En el artículo de opinión sobre la película «Un método peligroso», ¿por qué interés de Jung siente Freud incomprensión?
══ TEXTO PROPORCIONADO ══
El Mercurio, 10 de agosto de 2012
Opinión

La cura del habla

David Gallagher.

En «Un método peligroso», la gran película de David Cronenberg actualmente en cartelera, hay una escena en que un joven Jung humilla a su maestro Freud en una reunión de psicoanalistas en Munich. Freud ha sentenciado que «la extraña idea de que hay un solo dios» surgió de un impulso parricida del faraón Ajenatón: por algo borró el nombre de su padre de los monumentos públicos cuando proclamó a Atón como dios único. No es así, le rebate Jung: todos los faraones eliminaban a sus padres de los cartuchos. «¿Como tú, en tu último artículo en el Anuario, en que omitiste mi nombre?», le pregunta Freud, temblando de ira. Y mientras los otros colegas se retiran despavoridos, Freud se desmaya: Jung lo tiene que recoger del suelo. El discípulo ha rebatido al maestro antes, pero en privado. Hay claras diferencias de opinión entre los dos. Jung no entiende por qué Freud atribuye sólo causas sexuales a las neurosis. Freud no entiende el interés de Jung por la parapsicología o el misticismo. Pero otra cosa es ser humillado en público por el joven. Para qué hablar de uno con destrezas parapsicológicas. La causa del desmayo psicosomático de Freud parece ser doble, entonces: el producto por un lado de los oscuros deseos parricidas de Jung, y por otro, de la anuencia de la víctima en su propia aniquilación.
═══
══ REGISTROS EXTRAÍDOS ══
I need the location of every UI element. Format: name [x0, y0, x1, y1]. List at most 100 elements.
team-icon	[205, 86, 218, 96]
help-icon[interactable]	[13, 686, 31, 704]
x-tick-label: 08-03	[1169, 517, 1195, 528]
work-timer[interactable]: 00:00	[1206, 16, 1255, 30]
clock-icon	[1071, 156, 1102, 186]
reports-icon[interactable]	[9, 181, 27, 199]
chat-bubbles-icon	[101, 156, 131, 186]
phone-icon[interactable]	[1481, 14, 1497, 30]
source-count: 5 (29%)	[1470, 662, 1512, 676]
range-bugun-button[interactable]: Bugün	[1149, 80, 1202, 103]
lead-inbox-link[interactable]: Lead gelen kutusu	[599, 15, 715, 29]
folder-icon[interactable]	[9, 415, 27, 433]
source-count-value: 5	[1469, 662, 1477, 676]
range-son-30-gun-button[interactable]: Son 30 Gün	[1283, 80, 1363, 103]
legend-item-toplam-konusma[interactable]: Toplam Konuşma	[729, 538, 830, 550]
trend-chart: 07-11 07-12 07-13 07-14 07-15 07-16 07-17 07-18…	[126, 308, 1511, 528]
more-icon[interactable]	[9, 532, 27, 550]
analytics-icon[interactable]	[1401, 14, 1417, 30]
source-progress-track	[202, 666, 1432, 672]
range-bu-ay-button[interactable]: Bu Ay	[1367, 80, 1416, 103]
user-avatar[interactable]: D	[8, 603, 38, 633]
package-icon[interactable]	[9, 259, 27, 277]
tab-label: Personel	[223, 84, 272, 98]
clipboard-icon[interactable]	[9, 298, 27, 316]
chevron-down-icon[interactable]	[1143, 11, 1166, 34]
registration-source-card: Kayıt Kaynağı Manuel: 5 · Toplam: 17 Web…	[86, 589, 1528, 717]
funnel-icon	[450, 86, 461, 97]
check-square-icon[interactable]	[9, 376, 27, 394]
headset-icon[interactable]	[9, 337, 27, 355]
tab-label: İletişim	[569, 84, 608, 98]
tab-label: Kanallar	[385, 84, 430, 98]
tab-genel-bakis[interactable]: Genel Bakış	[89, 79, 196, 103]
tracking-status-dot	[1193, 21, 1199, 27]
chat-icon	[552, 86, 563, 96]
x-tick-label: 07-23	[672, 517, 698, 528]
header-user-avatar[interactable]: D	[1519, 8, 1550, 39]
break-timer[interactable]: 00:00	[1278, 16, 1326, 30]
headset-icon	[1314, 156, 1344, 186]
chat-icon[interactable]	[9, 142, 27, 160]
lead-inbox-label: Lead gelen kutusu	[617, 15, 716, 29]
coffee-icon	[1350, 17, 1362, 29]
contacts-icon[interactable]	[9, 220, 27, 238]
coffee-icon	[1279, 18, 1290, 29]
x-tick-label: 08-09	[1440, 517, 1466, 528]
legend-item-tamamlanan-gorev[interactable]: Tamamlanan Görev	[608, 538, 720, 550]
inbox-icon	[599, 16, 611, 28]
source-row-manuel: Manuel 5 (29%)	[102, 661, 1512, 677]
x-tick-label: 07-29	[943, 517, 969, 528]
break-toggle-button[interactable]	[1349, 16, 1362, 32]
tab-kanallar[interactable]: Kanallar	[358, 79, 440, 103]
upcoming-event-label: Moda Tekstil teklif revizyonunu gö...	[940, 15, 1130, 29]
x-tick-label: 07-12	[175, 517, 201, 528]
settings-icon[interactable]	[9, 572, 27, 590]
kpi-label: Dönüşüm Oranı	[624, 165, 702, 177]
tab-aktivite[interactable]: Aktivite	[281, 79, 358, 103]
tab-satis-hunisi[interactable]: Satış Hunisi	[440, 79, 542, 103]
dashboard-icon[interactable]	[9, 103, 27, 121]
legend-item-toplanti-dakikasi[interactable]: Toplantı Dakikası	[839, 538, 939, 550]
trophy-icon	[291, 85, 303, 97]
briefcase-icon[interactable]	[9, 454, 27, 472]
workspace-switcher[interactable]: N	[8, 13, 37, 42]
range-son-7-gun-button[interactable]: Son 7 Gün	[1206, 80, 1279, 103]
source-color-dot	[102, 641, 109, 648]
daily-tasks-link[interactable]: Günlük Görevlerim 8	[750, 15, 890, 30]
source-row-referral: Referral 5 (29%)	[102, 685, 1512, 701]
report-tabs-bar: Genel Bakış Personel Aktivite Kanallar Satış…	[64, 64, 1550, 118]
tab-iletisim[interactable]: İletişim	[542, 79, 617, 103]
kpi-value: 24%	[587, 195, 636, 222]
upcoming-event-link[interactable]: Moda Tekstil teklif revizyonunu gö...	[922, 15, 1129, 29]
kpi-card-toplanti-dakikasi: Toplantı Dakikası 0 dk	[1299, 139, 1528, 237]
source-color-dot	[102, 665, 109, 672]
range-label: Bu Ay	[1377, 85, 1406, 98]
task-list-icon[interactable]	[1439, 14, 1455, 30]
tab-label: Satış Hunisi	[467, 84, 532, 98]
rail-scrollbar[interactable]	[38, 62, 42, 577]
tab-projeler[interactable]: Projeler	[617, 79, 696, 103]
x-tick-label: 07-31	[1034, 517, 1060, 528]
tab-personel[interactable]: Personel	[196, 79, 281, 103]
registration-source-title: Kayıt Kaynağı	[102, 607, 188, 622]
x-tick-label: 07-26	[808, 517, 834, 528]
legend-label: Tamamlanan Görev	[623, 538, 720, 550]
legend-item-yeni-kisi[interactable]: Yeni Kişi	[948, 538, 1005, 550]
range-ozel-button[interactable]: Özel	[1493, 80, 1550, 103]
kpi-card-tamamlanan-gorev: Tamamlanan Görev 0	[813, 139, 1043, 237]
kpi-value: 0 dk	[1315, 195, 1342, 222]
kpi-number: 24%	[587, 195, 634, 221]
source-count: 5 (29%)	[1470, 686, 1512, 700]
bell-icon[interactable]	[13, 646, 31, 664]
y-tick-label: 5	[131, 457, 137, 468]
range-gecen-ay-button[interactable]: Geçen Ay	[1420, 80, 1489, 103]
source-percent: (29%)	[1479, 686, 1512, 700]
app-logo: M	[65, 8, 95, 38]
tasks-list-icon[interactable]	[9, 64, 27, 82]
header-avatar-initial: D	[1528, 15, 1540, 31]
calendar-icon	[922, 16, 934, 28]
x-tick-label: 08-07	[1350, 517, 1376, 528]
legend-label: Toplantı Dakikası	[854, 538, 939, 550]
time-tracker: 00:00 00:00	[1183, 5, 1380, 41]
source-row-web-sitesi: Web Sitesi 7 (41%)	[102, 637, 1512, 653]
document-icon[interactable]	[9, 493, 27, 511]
═══
_RESPUESTA ESCRITA_
Por su interés en la parapsicología o el misticismo.